◆ **Task brief**:
Quote all of the data that follows exactly as written, skipping the images.

◆ **Records shown**:
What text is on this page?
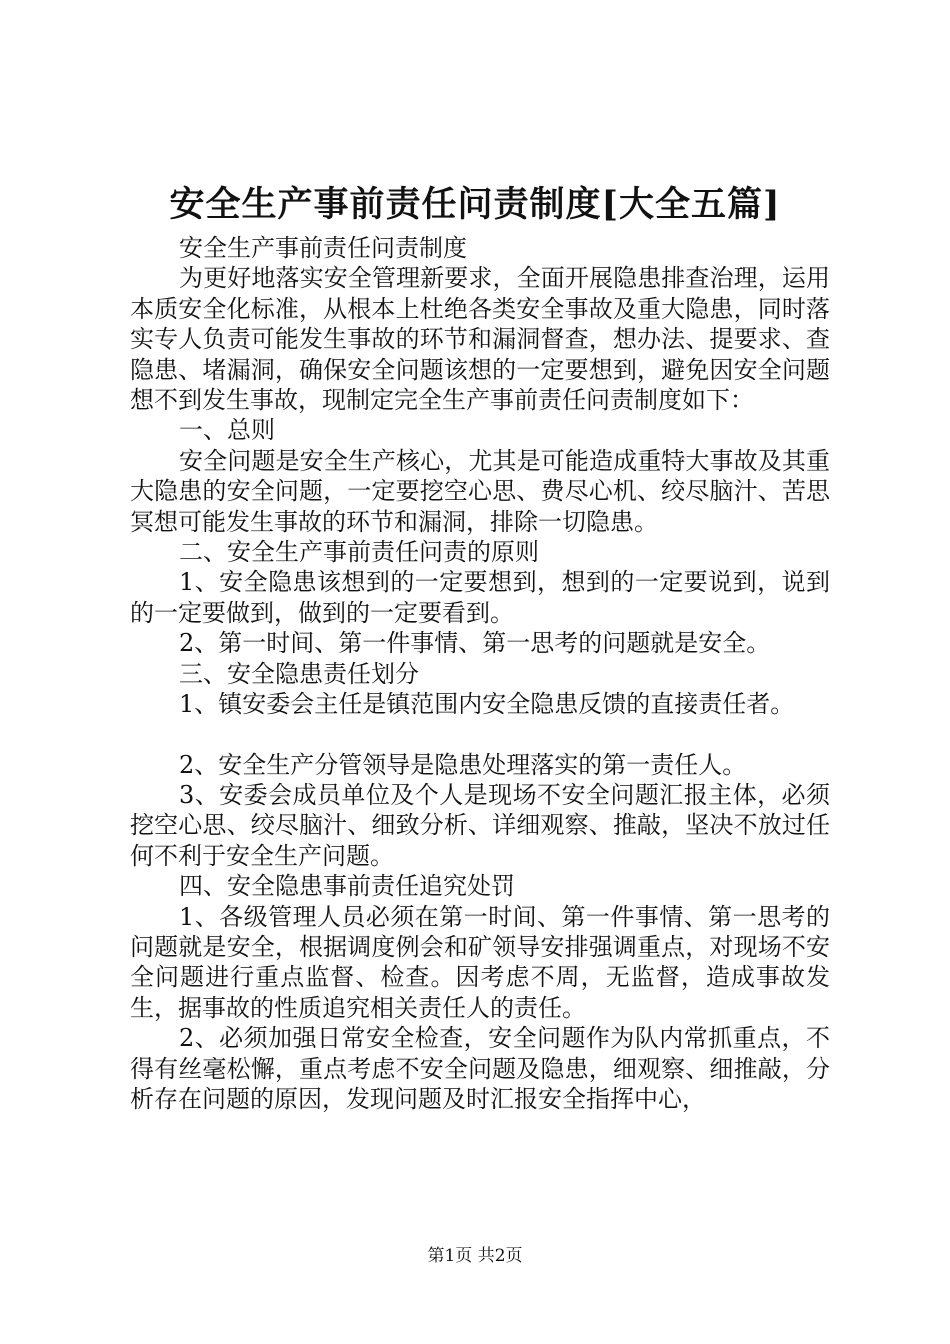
安全生产事前责任问责制度[大全五篇]

安全生产事前责任问责制度

为更好地落实安全管理新要求，全面开展隐患排查治理，运用本质安全化标准，从根本上杜绝各类安全事故及重大隐患，同时落实专人负责可能发生事故的环节和漏洞督查，想办法、提要求、查隐患、堵漏洞，确保安全问题该想的一定要想到，避免因安全问题想不到发生事故，现制定完全生产事前责任问责制度如下：

一、总则

安全问题是安全生产核心，尤其是可能造成重特大事故及其重大隐患的安全问题，一定要挖空心思、费尽心机、绞尽脑汁、苦思冥想可能发生事故的环节和漏洞，排除一切隐患。

二、安全生产事前责任问责的原则

1、安全隐患该想到的一定要想到，想到的一定要说到，说到的一定要做到，做到的一定要看到。

2、第一时间、第一件事情、第一思考的问题就是安全。

三、安全隐患责任划分

1、镇安委会主任是镇范围内安全隐患反馈的直接责任者。

2、安全生产分管领导是隐患处理落实的第一责任人。

3、安委会成员单位及个人是现场不安全问题汇报主体，必须挖空心思、绞尽脑汁、细致分析、详细观察、推敲，坚决不放过任何不利于安全生产问题。

四、安全隐患事前责任追究处罚

1、各级管理人员必须在第一时间、第一件事情、第一思考的问题就是安全，根据调度例会和矿领导安排强调重点，对现场不安全问题进行重点监督、检查。因考虑不周，无监督，造成事故发生，据事故的性质追究相关责任人的责任。

2、必须加强日常安全检查，安全问题作为队内常抓重点，不得有丝毫松懈，重点考虑不安全问题及隐患，细观察、细推敲，分析存在问题的原因，发现问题及时汇报安全指挥中心，

第1页 共2页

◆ **Correct response**:
What text is on this page?
安全生产事前责任问责制度[大全五篇]

安全生产事前责任问责制度

为更好地落实安全管理新要求，全面开展隐患排查治理，运用本质安全化标准，从根本上杜绝各类安全事故及重大隐患，同时落实专人负责可能发生事故的环节和漏洞督查，想办法、提要求、查隐患、堵漏洞，确保安全问题该想的一定要想到，避免因安全问题想不到发生事故，现制定完全生产事前责任问责制度如下：

一、总则

安全问题是安全生产核心，尤其是可能造成重特大事故及其重大隐患的安全问题，一定要挖空心思、费尽心机、绞尽脑汁、苦思冥想可能发生事故的环节和漏洞，排除一切隐患。

二、安全生产事前责任问责的原则

1、安全隐患该想到的一定要想到，想到的一定要说到，说到的一定要做到，做到的一定要看到。

2、第一时间、第一件事情、第一思考的问题就是安全。

三、安全隐患责任划分

1、镇安委会主任是镇范围内安全隐患反馈的直接责任者。

2、安全生产分管领导是隐患处理落实的第一责任人。

3、安委会成员单位及个人是现场不安全问题汇报主体，必须挖空心思、绞尽脑汁、细致分析、详细观察、推敲，坚决不放过任何不利于安全生产问题。

四、安全隐患事前责任追究处罚

1、各级管理人员必须在第一时间、第一件事情、第一思考的问题就是安全，根据调度例会和矿领导安排强调重点，对现场不安全问题进行重点监督、检查。因考虑不周，无监督，造成事故发生，据事故的性质追究相关责任人的责任。

2、必须加强日常安全检查，安全问题作为队内常抓重点，不得有丝毫松懈，重点考虑不安全问题及隐患，细观察、细推敲，分析存在问题的原因，发现问题及时汇报安全指挥中心，

第1页 共2页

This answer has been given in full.